▸ **Your task**
Where a line holds the string "palvelulinjan", return that line.

▸ **Record excerpts**
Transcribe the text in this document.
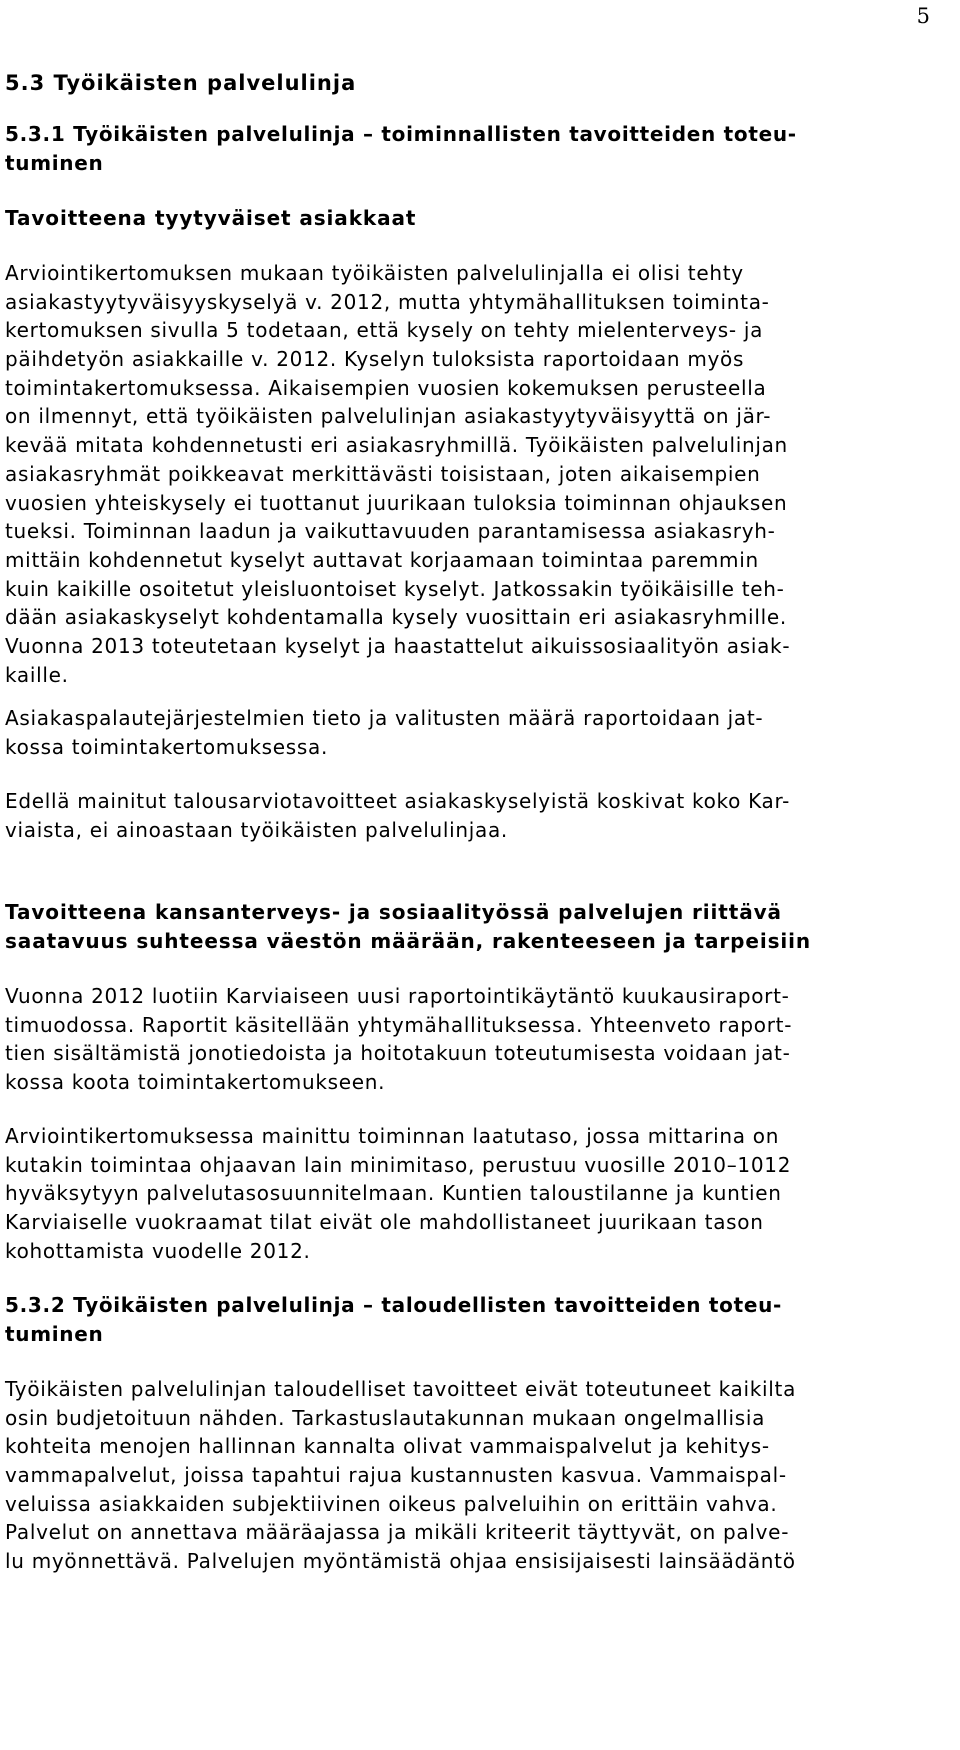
5
5.3 Työikäisten palvelulinja
5.3.1 Työikäisten palvelulinja – toiminnallisten tavoitteiden toteu-
tuminen
Tavoitteena tyytyväiset asiakkaat
Arviointikertomuksen mukaan työikäisten palvelulinjalla ei olisi tehty
asiakastyytyväisyyskyselyä v. 2012, mutta yhtymähallituksen toiminta-
kertomuksen sivulla 5 todetaan, että kysely on tehty mielenterveys- ja
päihdetyön asiakkaille v. 2012. Kyselyn tuloksista raportoidaan myös
toimintakertomuksessa. Aikaisempien vuosien kokemuksen perusteella
on ilmennyt, että työikäisten palvelulinjan asiakastyytyväisyyttä on jär-
kevää mitata kohdennetusti eri asiakasryhmillä. Työikäisten palvelulinjan
asiakasryhmät poikkeavat merkittävästi toisistaan, joten aikaisempien
vuosien yhteiskysely ei tuottanut juurikaan tuloksia toiminnan ohjauksen
tueksi. Toiminnan laadun ja vaikuttavuuden parantamisessa asiakasryh-
mittäin kohdennetut kyselyt auttavat korjaamaan toimintaa paremmin
kuin kaikille osoitetut yleisluontoiset kyselyt. Jatkossakin työikäisille teh-
dään asiakaskyselyt kohdentamalla kysely vuosittain eri asiakasryhmille.
Vuonna 2013 toteutetaan kyselyt ja haastattelut aikuissosiaalityön asiak-
kaille.
Asiakaspalautejärjestelmien tieto ja valitusten määrä raportoidaan jat-
kossa toimintakertomuksessa.
Edellä mainitut talousarviotavoitteet asiakaskyselyistä koskivat koko Kar-
viaista, ei ainoastaan työikäisten palvelulinjaa.
Tavoitteena kansanterveys- ja sosiaalityössä palvelujen riittävä
saatavuus suhteessa väestön määrään, rakenteeseen ja tarpeisiin
Vuonna 2012 luotiin Karviaiseen uusi raportointikäytäntö kuukausiraport-
timuodossa. Raportit käsitellään yhtymähallituksessa. Yhteenveto raport-
tien sisältämistä jonotiedoista ja hoitotakuun toteutumisesta voidaan jat-
kossa koota toimintakertomukseen.
Arviointikertomuksessa mainittu toiminnan laatutaso, jossa mittarina on
kutakin toimintaa ohjaavan lain minimitaso, perustuu vuosille 2010–1012
hyväksytyyn palvelutasosuunnitelmaan. Kuntien taloustilanne ja kuntien
Karviaiselle vuokraamat tilat eivät ole mahdollistaneet juurikaan tason
kohottamista vuodelle 2012.
5.3.2 Työikäisten palvelulinja – taloudellisten tavoitteiden toteu-
tuminen
Työikäisten palvelulinjan taloudelliset tavoitteet eivät toteutuneet kaikilta
osin budjetoituun nähden. Tarkastuslautakunnan mukaan ongelmallisia
kohteita menojen hallinnan kannalta olivat vammaispalvelut ja kehitys-
vammapalvelut, joissa tapahtui rajua kustannusten kasvua. Vammaispal-
veluissa asiakkaiden subjektiivinen oikeus palveluihin on erittäin vahva.
Palvelut on annettava määräajassa ja mikäli kriteerit täyttyvät, on palve-
lu myönnettävä. Palvelujen myöntämistä ohjaa ensisijaisesti lainsäädäntö
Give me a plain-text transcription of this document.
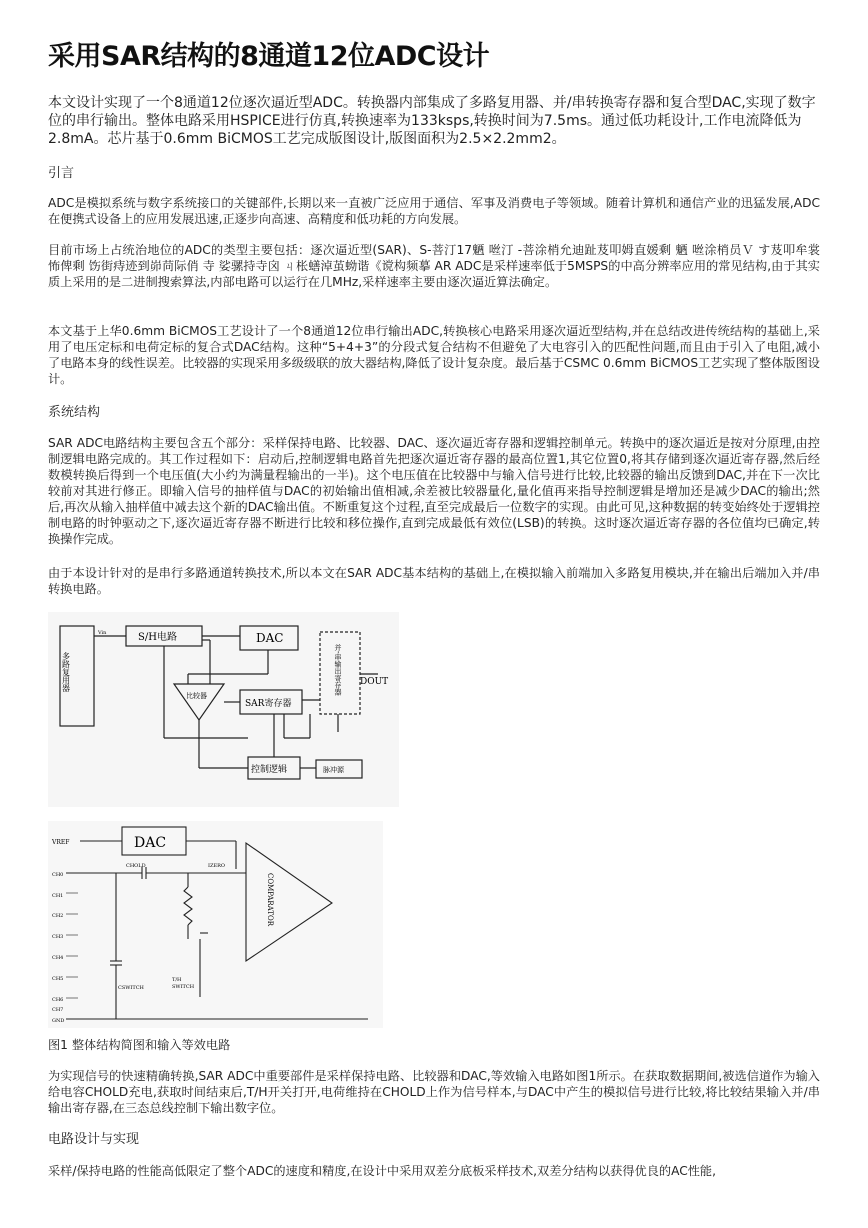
采用SAR结构的8通道12位ADC设计

本文设计实现了一个8通道12位逐次逼近型ADC。转换器内部集成了多路复用器、并/串转换寄存器和复合型DAC,实现了数字位的串行输出。整体电路采用HSPICE进行仿真,转换速率为133ksps,转换时间为7.5ms。通过低功耗设计,工作电流降低为2.8mA。芯片基于0.6mm BiCMOS工艺完成版图设计,版图面积为2.5×2.2mm2。

引言

ADC是模拟系统与数字系统接口的关键部件,长期以来一直被广泛应用于通信、军事及消费电子等领域。随着计算机和通信产业的迅猛发展,ADC在便携式设备上的应用发展迅速,正逐步向高速、高精度和低功耗的方向发展。

目前市场上占统治地位的ADC的类型主要包括：逐次逼近型(SAR)、S-菩汀17魉 咝汀 -菩涂梢允迪趾芨叩姆直媛剩 魉 咝涂梢员Ｖ す芨叩牟裳 怖俾剩 饬街痔迹到峁苘际俏 寺 娑骡持寺囟 ㄐ枨蟮淖茧蚴谐《谠构频摹 AR ADC是采样速率低于5MSPS的中高分辨率应用的常见结构,由于其实质上采用的是二进制搜索算法,内部电路可以运行在几MHz,采样速率主要由逐次逼近算法确定。

本文基于上华0.6mm BiCMOS工艺设计了一个8通道12位串行输出ADC,转换核心电路采用逐次逼近型结构,并在总结改进传统结构的基础上,采用了电压定标和电荷定标的复合式DAC结构。这种“5+4+3”的分段式复合结构不但避免了大电容引入的匹配性问题,而且由于引入了电阻,减小了电路本身的线性误差。比较器的实现采用多级级联的放大器结构,降低了设计复杂度。最后基于CSMC 0.6mm BiCMOS工艺实现了整体版图设计。

系统结构

SAR ADC电路结构主要包含五个部分：采样保持电路、比较器、DAC、逐次逼近寄存器和逻辑控制单元。转换中的逐次逼近是按对分原理,由控制逻辑电路完成的。其工作过程如下：启动后,控制逻辑电路首先把逐次逼近寄存器的最高位置1,其它位置0,将其存储到逐次逼近寄存器,然后经数模转换后得到一个电压值(大小约为满量程输出的一半)。这个电压值在比较器中与输入信号进行比较,比较器的输出反馈到DAC,并在下一次比较前对其进行修正。即输入信号的抽样值与DAC的初始输出值相减,余差被比较器量化,量化值再来指导控制逻辑是增加还是减少DAC的输出;然后,再次从输入抽样值中减去这个新的DAC输出值。不断重复这个过程,直至完成最后一位数字的实现。由此可见,这种数据的转变始终处于逻辑控制电路的时钟驱动之下,逐次逼近寄存器不断进行比较和移位操作,直到完成最低有效位(LSB)的转换。这时逐次逼近寄存器的各位值均已确定,转换操作完成。

由于本设计针对的是串行多路通道转换技术,所以本文在SAR ADC基本结构的基础上,在模拟输入前端加入多路复用模块,并在输出后端加入并/串转换电路。

多路复用器
Vin	S/H电路	DAC
SAR寄存器
比较器
控制逻辑	脉冲源
并-串输出寄存器 DOUT
VREF	DAC
CHOLD	IZERO
COMPARATOR
CH0
CH1
CH2
CH3
CH4
CH5
CH6
CH7
GND
CSWITCH
T/H
SWITCH

图1 整体结构简图和输入等效电路

为实现信号的快速精确转换,SAR ADC中重要部件是采样保持电路、比较器和DAC,等效输入电路如图1所示。在获取数据期间,被选信道作为输入给电容CHOLD充电,获取时间结束后,T/H开关打开,电荷维持在CHOLD上作为信号样本,与DAC中产生的模拟信号进行比较,将比较结果输入并/串输出寄存器,在三态总线控制下输出数字位。

电路设计与实现

采样/保持电路的性能高低限定了整个ADC的速度和精度,在设计中采用双差分底板采样技术,双差分结构以获得优良的AC性能,
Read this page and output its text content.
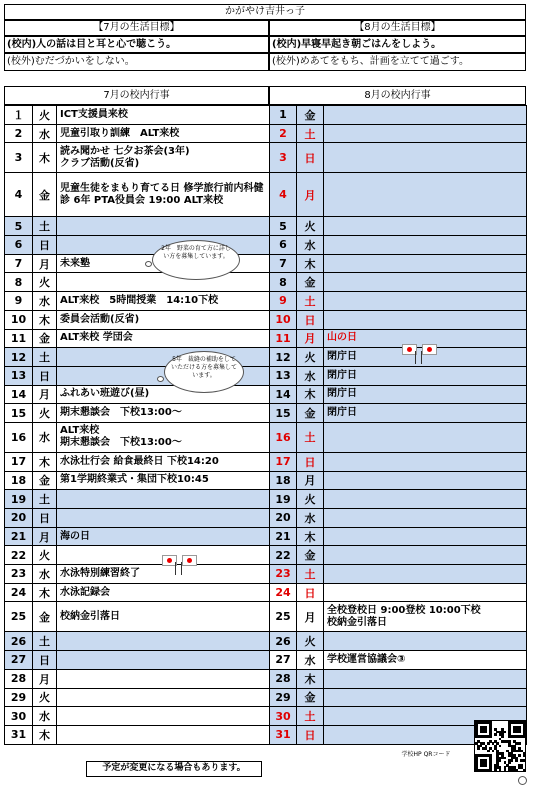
かがやけ吉井っ子
【7月の生活目標】	【8月の生活目標】
(校内)人の話は目と耳と心で聴こう。	(校内)早寝早起き朝ごはんをしよう。
(校外)むだづかいをしない。	(校外)めあてをもち、計画を立てて過ごす。
7月の校内行事	8月の校内行事
１	火	ICT支援員来校
2	水	児童引取り訓練　ALT来校
3	木	読み聞かせ 七夕お茶会(3年)
クラブ活動(反省)
4	金	児童生徒をまもり育てる日 修学旅行前内科健診 6年 PTA役員会 19:00 ALT来校
5	土	
6	日	
7	月	未来塾
8	火	
9	水	ALT来校　5時間授業　14:10下校
10	木	委員会活動(反省)
11	金	ALT来校 学団会
12	土	
13	日	
14	月	ふれあい班遊び(昼)
15	火	期末懇談会　下校13:00〜
16	水	ALT来校
期末懇談会　下校13:00〜
17	木	水泳壮行会 給食最終日 下校14:20
18	金	第1学期終業式・集団下校10:45
19	土	
20	日	
21	月	海の日
22	火	
23	水	水泳特別練習終了
24	木	水泳記録会
25	金	校納金引落日
26	土	
27	日	
28	月	
29	火	
30	水	
31	木	
1	金	
2	土	
3	日	
4	月	
5	火	
6	水	
7	木	
8	金	
9	土	
10	日	
11	月	山の日
12	火	閉庁日
13	水	閉庁日
14	木	閉庁日
15	金	閉庁日
16	土	
17	日	
18	月	
19	火	
20	水	
21	木	
22	金	
23	土	
24	日	
25	月	全校登校日 9:00登校 10:00下校
校納金引落日
26	火	
27	水	学校運営協議会③
28	木	
29	金	
30	土	
31	日	
2年　野菜の育て方に詳しい方を募集しています。
5年　裁縫の補助をしていただける方を募集しています。
予定が変更になる場合もあります。
学校HP QRコード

▸ **Answer to the exercise**
on ilmennyt, että työikäisten palvelulinjan asiakastyytyväisyyttä on jär-
kevää mitata kohdennetusti eri asiakasryhmillä. Työikäisten palvelulinjan
Työikäisten palvelulinjan taloudelliset tavoitteet eivät toteutuneet kaikilta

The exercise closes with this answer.